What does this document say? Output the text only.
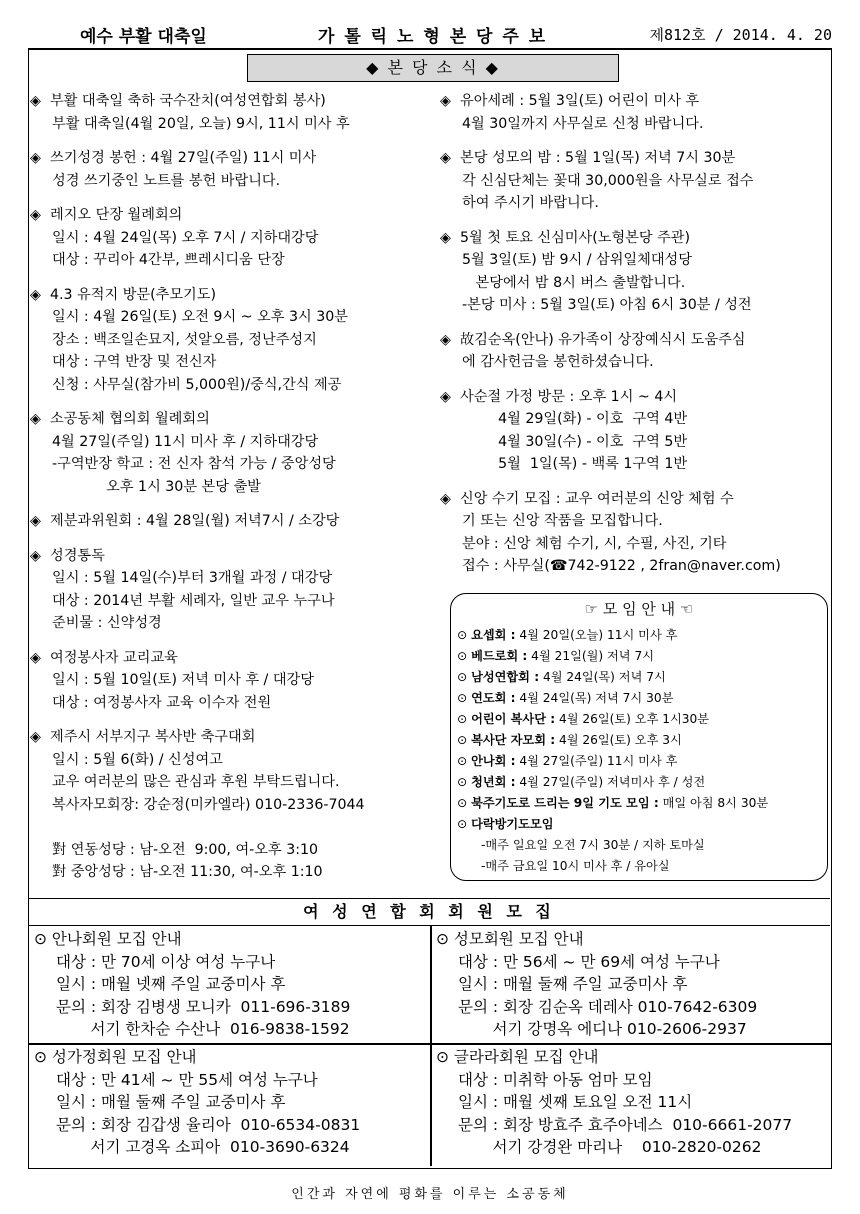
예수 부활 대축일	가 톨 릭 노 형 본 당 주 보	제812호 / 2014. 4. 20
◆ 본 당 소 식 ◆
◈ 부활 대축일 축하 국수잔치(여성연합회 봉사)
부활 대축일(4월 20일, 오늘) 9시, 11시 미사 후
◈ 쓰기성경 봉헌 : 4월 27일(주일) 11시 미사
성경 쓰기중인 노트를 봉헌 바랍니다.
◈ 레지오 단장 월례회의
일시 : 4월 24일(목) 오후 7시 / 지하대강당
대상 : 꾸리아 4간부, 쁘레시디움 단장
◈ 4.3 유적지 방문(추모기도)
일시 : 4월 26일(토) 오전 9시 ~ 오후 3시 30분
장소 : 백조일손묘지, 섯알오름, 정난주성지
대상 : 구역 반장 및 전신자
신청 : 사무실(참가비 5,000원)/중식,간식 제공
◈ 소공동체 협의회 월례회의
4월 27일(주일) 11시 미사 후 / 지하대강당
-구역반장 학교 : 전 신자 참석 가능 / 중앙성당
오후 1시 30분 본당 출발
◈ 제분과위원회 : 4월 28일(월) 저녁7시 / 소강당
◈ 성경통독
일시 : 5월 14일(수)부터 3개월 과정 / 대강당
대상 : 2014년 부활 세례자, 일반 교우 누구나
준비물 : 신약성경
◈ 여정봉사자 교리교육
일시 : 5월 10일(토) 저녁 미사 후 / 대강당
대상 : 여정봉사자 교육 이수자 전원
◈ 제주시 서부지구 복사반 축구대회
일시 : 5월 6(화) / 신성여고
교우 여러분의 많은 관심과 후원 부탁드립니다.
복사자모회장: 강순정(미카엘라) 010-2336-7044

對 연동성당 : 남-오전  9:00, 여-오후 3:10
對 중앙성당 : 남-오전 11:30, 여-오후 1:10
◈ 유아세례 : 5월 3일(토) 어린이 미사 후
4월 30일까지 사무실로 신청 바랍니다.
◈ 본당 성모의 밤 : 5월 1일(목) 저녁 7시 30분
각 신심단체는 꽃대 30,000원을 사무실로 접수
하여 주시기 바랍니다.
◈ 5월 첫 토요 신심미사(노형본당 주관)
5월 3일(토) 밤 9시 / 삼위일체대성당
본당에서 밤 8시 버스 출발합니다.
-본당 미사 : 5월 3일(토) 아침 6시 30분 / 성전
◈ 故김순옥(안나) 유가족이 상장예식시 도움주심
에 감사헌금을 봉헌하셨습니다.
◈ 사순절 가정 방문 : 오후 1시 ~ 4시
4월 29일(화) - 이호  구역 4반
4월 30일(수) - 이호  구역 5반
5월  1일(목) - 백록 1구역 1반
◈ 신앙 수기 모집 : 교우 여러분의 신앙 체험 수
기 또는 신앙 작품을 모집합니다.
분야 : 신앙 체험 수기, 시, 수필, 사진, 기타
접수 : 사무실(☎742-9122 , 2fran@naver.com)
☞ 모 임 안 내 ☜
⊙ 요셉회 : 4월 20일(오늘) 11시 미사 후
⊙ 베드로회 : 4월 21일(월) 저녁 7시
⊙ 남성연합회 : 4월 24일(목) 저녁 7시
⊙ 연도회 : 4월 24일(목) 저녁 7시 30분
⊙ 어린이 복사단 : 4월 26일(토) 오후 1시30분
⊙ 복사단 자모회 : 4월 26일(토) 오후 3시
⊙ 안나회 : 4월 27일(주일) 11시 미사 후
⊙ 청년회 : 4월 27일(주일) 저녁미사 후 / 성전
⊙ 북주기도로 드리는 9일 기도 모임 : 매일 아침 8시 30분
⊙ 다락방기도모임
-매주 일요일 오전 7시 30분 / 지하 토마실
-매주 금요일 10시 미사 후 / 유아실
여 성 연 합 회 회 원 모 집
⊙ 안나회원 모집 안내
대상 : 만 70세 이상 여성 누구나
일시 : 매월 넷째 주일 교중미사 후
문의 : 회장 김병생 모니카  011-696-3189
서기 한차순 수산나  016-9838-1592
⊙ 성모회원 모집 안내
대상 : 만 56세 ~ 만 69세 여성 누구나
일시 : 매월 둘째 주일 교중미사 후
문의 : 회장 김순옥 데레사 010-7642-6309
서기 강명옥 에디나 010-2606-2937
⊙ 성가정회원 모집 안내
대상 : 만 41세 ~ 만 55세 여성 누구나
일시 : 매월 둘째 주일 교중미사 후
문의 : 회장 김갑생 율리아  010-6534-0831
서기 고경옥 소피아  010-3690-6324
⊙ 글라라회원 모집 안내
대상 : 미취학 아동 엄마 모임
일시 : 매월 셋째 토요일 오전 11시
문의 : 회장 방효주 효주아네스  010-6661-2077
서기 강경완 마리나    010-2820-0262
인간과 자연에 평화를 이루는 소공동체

- - -

Description of the task: Copy out all lines above that include the string "사무실로".

Task solution:
4월 30일까지 사무실로 신청 바랍니다.
각 신심단체는 꽃대 30,000원을 사무실로 접수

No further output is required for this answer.